(Raw records)
########################################

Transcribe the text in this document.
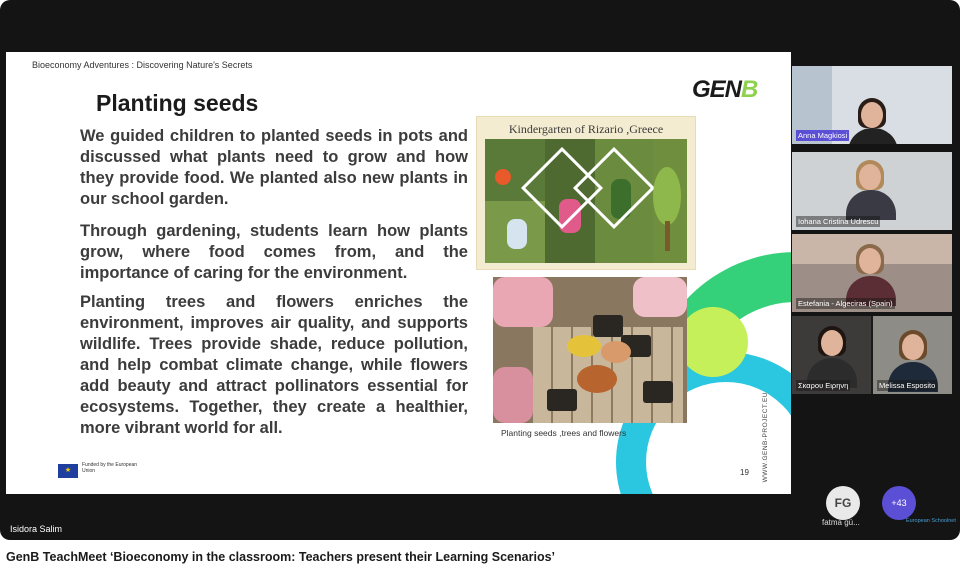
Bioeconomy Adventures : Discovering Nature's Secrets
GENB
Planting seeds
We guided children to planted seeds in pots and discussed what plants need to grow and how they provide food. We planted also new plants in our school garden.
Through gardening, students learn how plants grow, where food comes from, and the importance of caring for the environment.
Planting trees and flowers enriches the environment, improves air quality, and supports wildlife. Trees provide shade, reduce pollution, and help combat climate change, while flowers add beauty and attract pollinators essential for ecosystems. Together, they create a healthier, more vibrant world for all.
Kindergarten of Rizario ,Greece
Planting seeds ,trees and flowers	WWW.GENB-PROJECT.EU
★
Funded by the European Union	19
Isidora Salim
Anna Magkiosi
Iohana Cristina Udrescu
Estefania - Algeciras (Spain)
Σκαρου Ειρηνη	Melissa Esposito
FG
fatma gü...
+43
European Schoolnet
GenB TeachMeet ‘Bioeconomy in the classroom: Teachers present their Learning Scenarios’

########################################

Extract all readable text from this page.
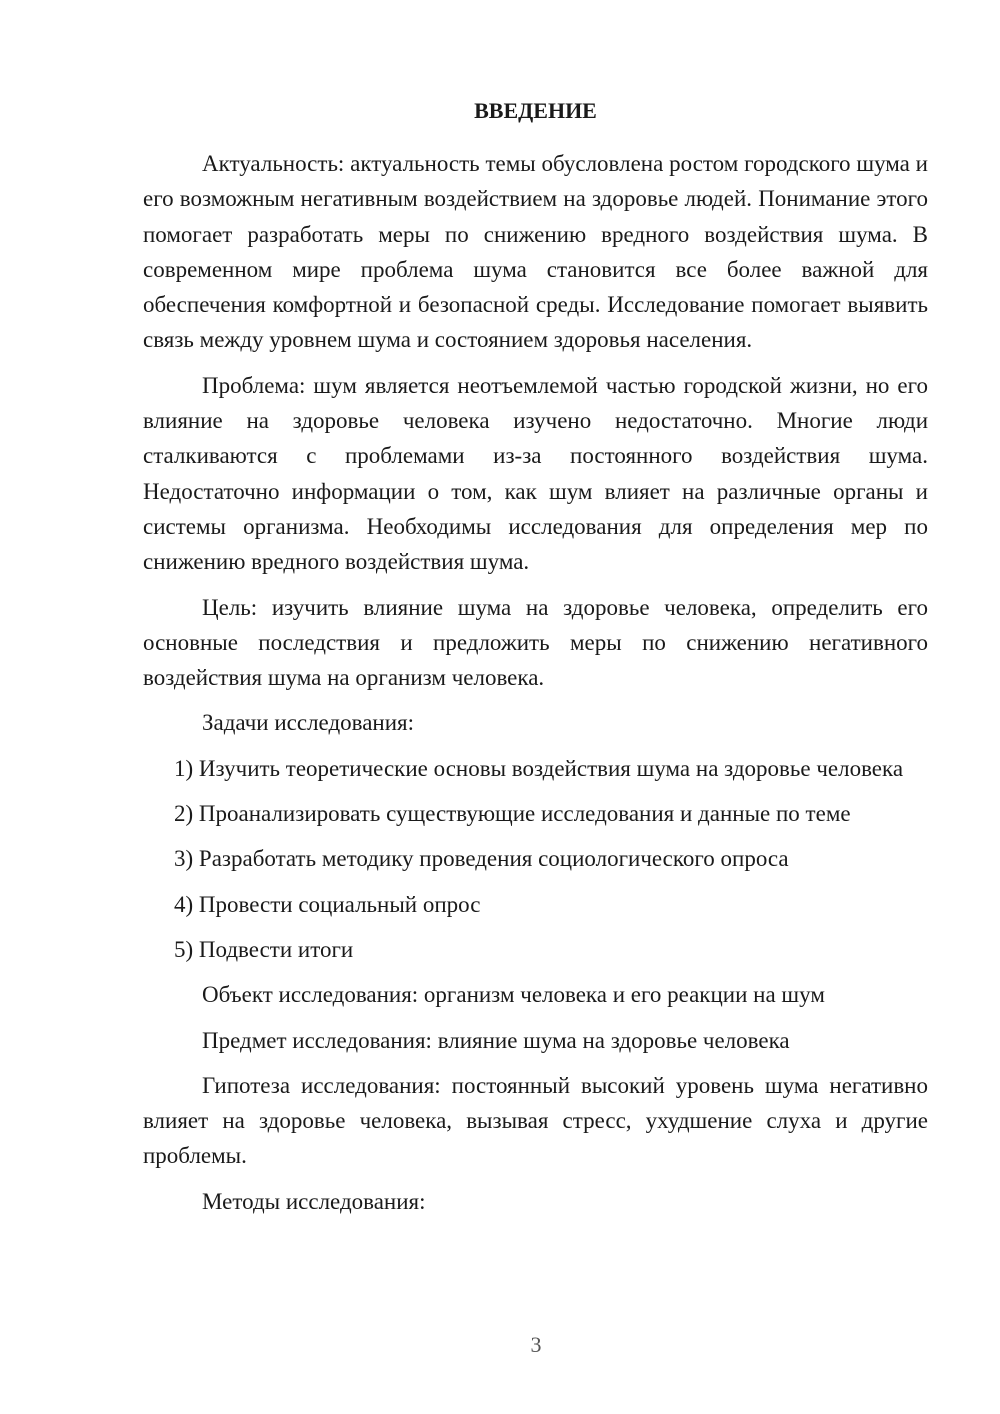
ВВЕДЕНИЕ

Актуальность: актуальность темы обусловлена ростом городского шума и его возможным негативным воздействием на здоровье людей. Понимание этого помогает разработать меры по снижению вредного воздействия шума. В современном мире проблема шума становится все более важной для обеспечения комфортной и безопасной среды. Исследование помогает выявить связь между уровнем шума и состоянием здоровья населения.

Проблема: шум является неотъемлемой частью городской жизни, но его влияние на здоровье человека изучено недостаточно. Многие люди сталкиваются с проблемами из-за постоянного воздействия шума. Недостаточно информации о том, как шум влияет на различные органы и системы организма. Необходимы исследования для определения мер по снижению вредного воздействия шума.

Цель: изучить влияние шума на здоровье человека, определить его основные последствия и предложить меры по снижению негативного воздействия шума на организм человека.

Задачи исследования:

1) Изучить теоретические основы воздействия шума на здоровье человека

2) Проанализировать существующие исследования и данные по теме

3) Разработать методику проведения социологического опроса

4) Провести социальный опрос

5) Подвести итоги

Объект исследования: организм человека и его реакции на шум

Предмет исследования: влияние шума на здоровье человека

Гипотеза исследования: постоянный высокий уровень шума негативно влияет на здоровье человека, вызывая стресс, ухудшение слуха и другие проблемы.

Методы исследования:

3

########################################

## WHAT TO PRODUCE
In how many lines does the word "Bioeconomy" appear? Respond with the number alone.

## COMPLETE OUTPUT
2